Pictures do not belong in the copy; restate the records below word for word.

[Dataset entries on figures]
— Start —

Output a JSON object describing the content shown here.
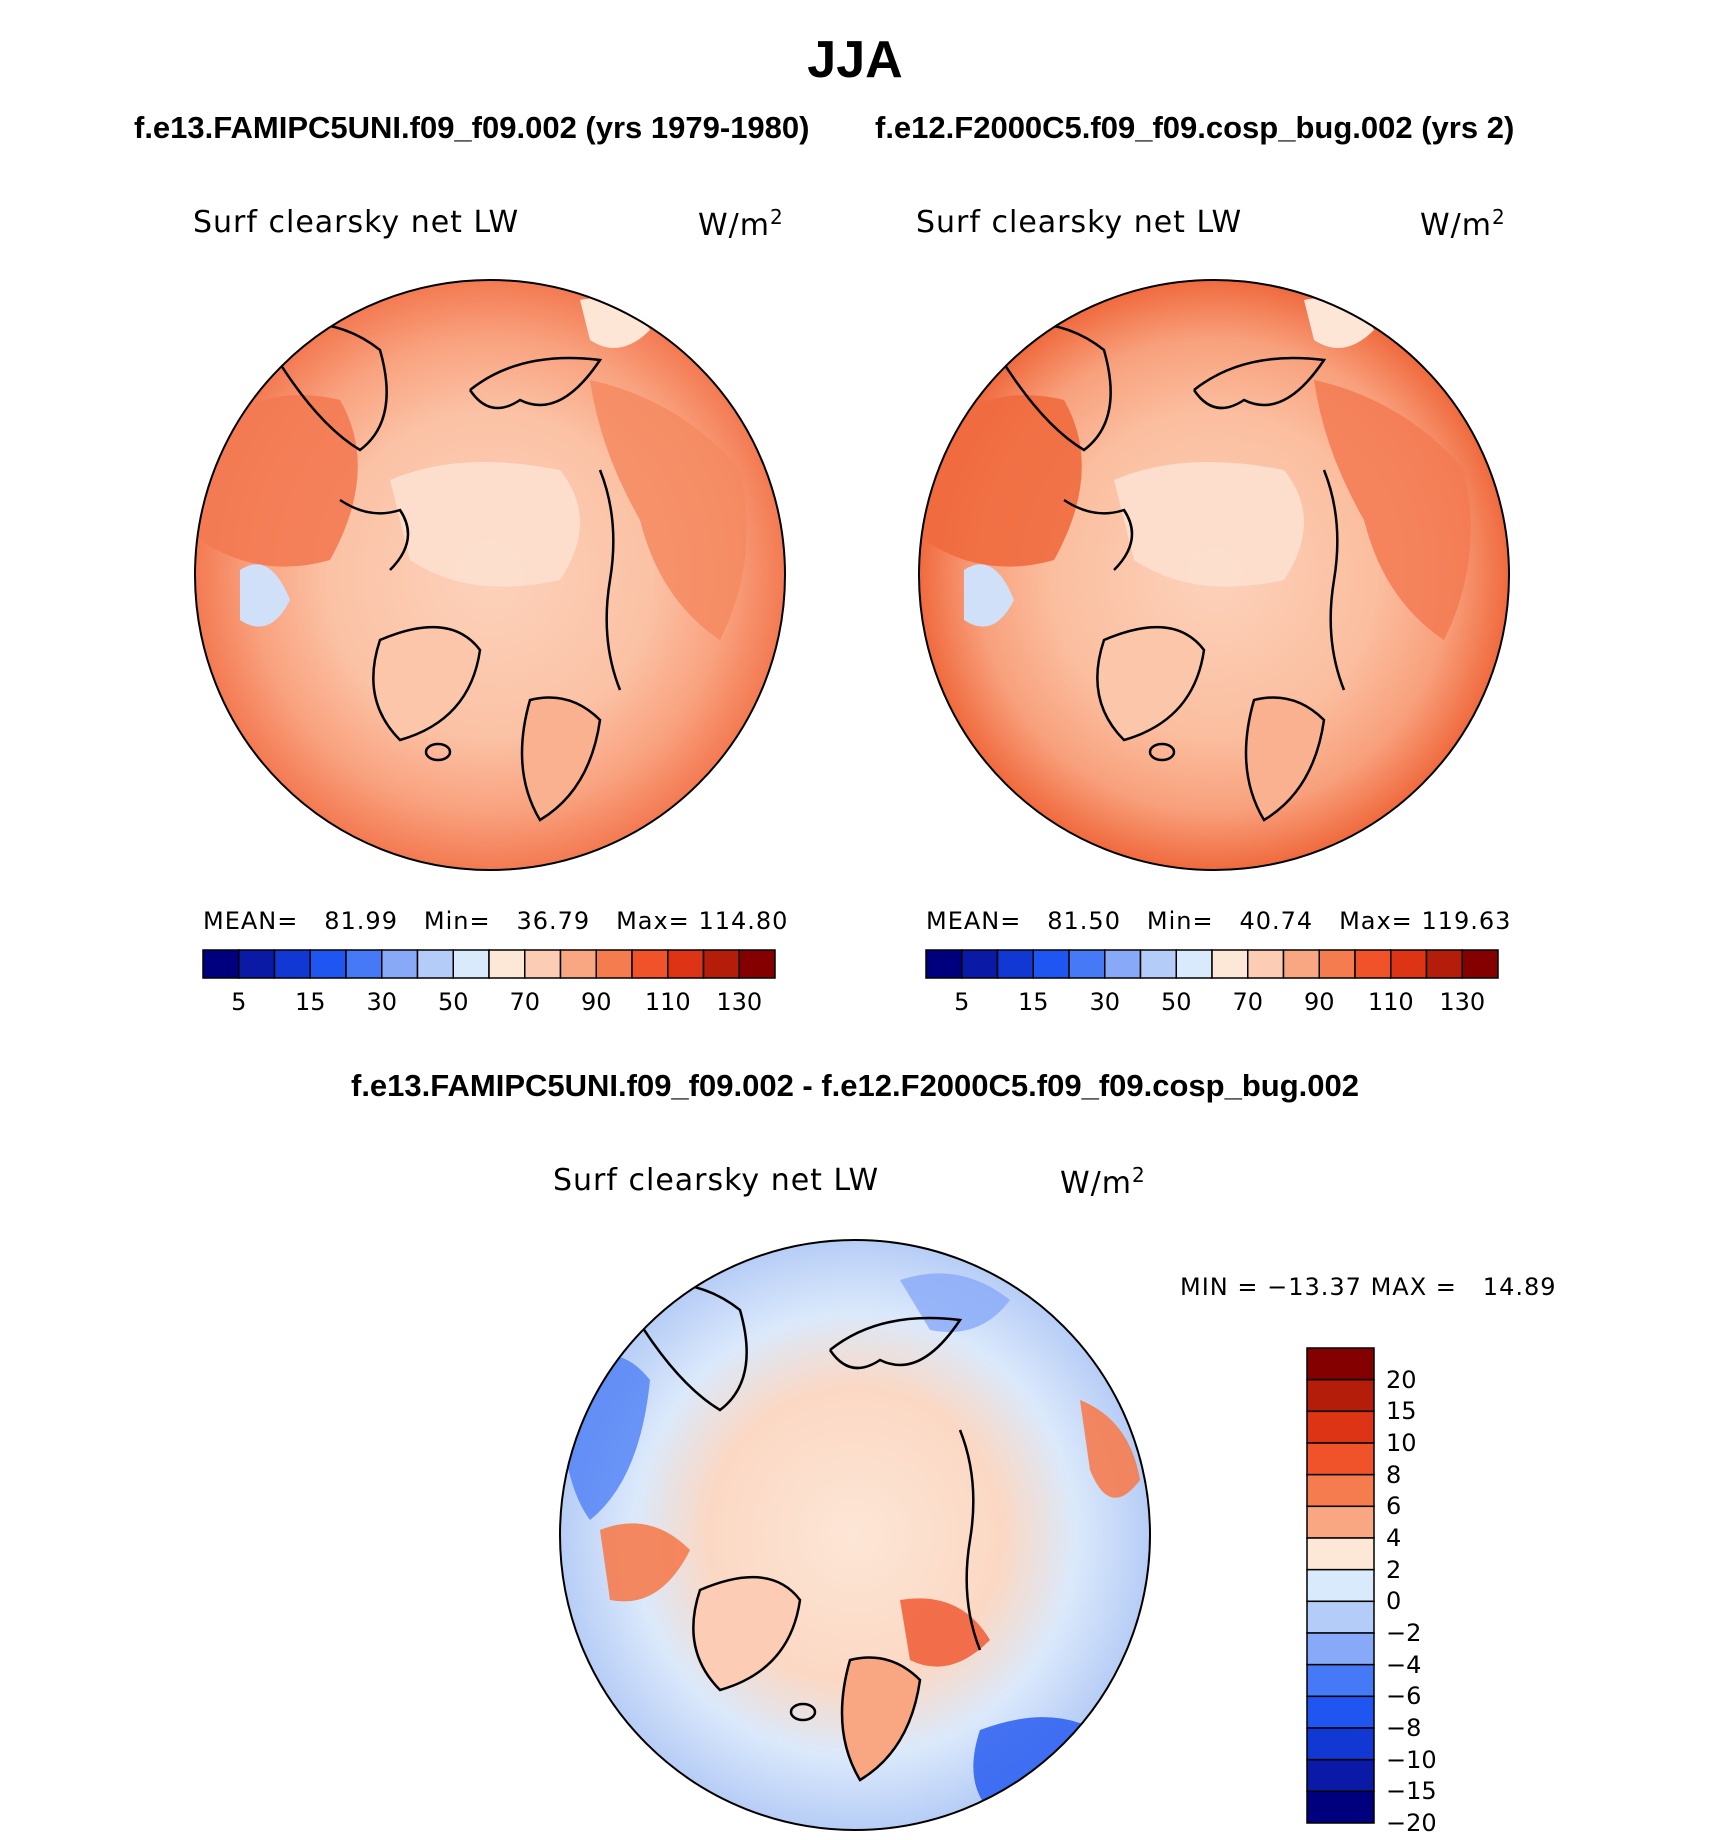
{
  "figure": {
    "season": "JJA",
    "run_a_title": "f.e13.FAMIPC5UNI.f09_f09.002 (yrs 1979-1980)",
    "run_b_title": "f.e12.F2000C5.f09_f09.cosp_bug.002 (yrs 2)",
    "diff_title": "f.e13.FAMIPC5UNI.f09_f09.002 - f.e12.F2000C5.f09_f09.cosp_bug.002"
  },
  "chart_data": [
    {
      "type": "heatmap",
      "projection": "north polar stereographic",
      "title": "Surf clearsky net LW",
      "units": "W/m",
      "units_exponent": "2",
      "stats": {
        "mean_label": "MEAN=",
        "mean": "81.99",
        "min_label": "Min=",
        "min": "36.79",
        "max_label": "Max=",
        "max": "114.80"
      },
      "colorbar": {
        "orientation": "horizontal",
        "colors": [
          "#00007f",
          "#0a1aa6",
          "#1238d4",
          "#1f55f0",
          "#4679f5",
          "#87a9f7",
          "#b4cdf8",
          "#d9eafc",
          "#fde8d8",
          "#fcccb4",
          "#f9a682",
          "#f57c4f",
          "#f0532a",
          "#dc3414",
          "#b51d0b",
          "#840000"
        ],
        "tick_labels": [
          "5",
          "15",
          "30",
          "50",
          "70",
          "90",
          "110",
          "130"
        ]
      }
    },
    {
      "type": "heatmap",
      "projection": "north polar stereographic",
      "title": "Surf clearsky net LW",
      "units": "W/m",
      "units_exponent": "2",
      "stats": {
        "mean_label": "MEAN=",
        "mean": "81.50",
        "min_label": "Min=",
        "min": "40.74",
        "max_label": "Max=",
        "max": "119.63"
      },
      "colorbar": {
        "orientation": "horizontal",
        "colors": [
          "#00007f",
          "#0a1aa6",
          "#1238d4",
          "#1f55f0",
          "#4679f5",
          "#87a9f7",
          "#b4cdf8",
          "#d9eafc",
          "#fde8d8",
          "#fcccb4",
          "#f9a682",
          "#f57c4f",
          "#f0532a",
          "#dc3414",
          "#b51d0b",
          "#840000"
        ],
        "tick_labels": [
          "5",
          "15",
          "30",
          "50",
          "70",
          "90",
          "110",
          "130"
        ]
      }
    },
    {
      "type": "heatmap",
      "projection": "north polar stereographic",
      "title": "Surf clearsky net LW",
      "units": "W/m",
      "units_exponent": "2",
      "stats": {
        "min_label": "MIN =",
        "min": "−13.37",
        "max_label": "MAX =",
        "max": "14.89"
      },
      "colorbar": {
        "orientation": "vertical",
        "colors_top_to_bottom": [
          "#840000",
          "#b51d0b",
          "#dc3414",
          "#f0532a",
          "#f57c4f",
          "#f9a682",
          "#fde8d8",
          "#d9eafc",
          "#b4cdf8",
          "#87a9f7",
          "#4679f5",
          "#1f55f0",
          "#1238d4",
          "#0a1aa6",
          "#00007f"
        ],
        "tick_labels_top_to_bottom": [
          "20",
          "15",
          "10",
          "8",
          "6",
          "4",
          "2",
          "0",
          "−2",
          "−4",
          "−6",
          "−8",
          "−10",
          "−15",
          "−20"
        ]
      }
    }
  ]
}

— End —

Answer:
Output a JSON object describing the content shown here.
{
  "figure": {
    "season": "JJA",
    "run_a_title": "f.e13.FAMIPC5UNI.f09_f09.002 (yrs 1979-1980)",
    "run_b_title": "f.e12.F2000C5.f09_f09.cosp_bug.002 (yrs 2)",
    "diff_title": "f.e13.FAMIPC5UNI.f09_f09.002 - f.e12.F2000C5.f09_f09.cosp_bug.002"
  },
  "chart_data": [
    {
      "type": "heatmap",
      "projection": "north polar stereographic",
      "title": "Surf clearsky net LW",
      "units": "W/m",
      "units_exponent": "2",
      "stats": {
        "mean_label": "MEAN=",
        "mean": "81.99",
        "min_label": "Min=",
        "min": "36.79",
        "max_label": "Max=",
        "max": "114.80"
      },
      "colorbar": {
        "orientation": "horizontal",
        "colors": [
          "#00007f",
          "#0a1aa6",
          "#1238d4",
          "#1f55f0",
          "#4679f5",
          "#87a9f7",
          "#b4cdf8",
          "#d9eafc",
          "#fde8d8",
          "#fcccb4",
          "#f9a682",
          "#f57c4f",
          "#f0532a",
          "#dc3414",
          "#b51d0b",
          "#840000"
        ],
        "tick_labels": [
          "5",
          "15",
          "30",
          "50",
          "70",
          "90",
          "110",
          "130"
        ]
      }
    },
    {
      "type": "heatmap",
      "projection": "north polar stereographic",
      "title": "Surf clearsky net LW",
      "units": "W/m",
      "units_exponent": "2",
      "stats": {
        "mean_label": "MEAN=",
        "mean": "81.50",
        "min_label": "Min=",
        "min": "40.74",
        "max_label": "Max=",
        "max": "119.63"
      },
      "colorbar": {
        "orientation": "horizontal",
        "colors": [
          "#00007f",
          "#0a1aa6",
          "#1238d4",
          "#1f55f0",
          "#4679f5",
          "#87a9f7",
          "#b4cdf8",
          "#d9eafc",
          "#fde8d8",
          "#fcccb4",
          "#f9a682",
          "#f57c4f",
          "#f0532a",
          "#dc3414",
          "#b51d0b",
          "#840000"
        ],
        "tick_labels": [
          "5",
          "15",
          "30",
          "50",
          "70",
          "90",
          "110",
          "130"
        ]
      }
    },
    {
      "type": "heatmap",
      "projection": "north polar stereographic",
      "title": "Surf clearsky net LW",
      "units": "W/m",
      "units_exponent": "2",
      "stats": {
        "min_label": "MIN =",
        "min": "−13.37",
        "max_label": "MAX =",
        "max": "14.89"
      },
      "colorbar": {
        "orientation": "vertical",
        "colors_top_to_bottom": [
          "#840000",
          "#b51d0b",
          "#dc3414",
          "#f0532a",
          "#f57c4f",
          "#f9a682",
          "#fde8d8",
          "#d9eafc",
          "#b4cdf8",
          "#87a9f7",
          "#4679f5",
          "#1f55f0",
          "#1238d4",
          "#0a1aa6",
          "#00007f"
        ],
        "tick_labels_top_to_bottom": [
          "20",
          "15",
          "10",
          "8",
          "6",
          "4",
          "2",
          "0",
          "−2",
          "−4",
          "−6",
          "−8",
          "−10",
          "−15",
          "−20"
        ]
      }
    }
  ]
}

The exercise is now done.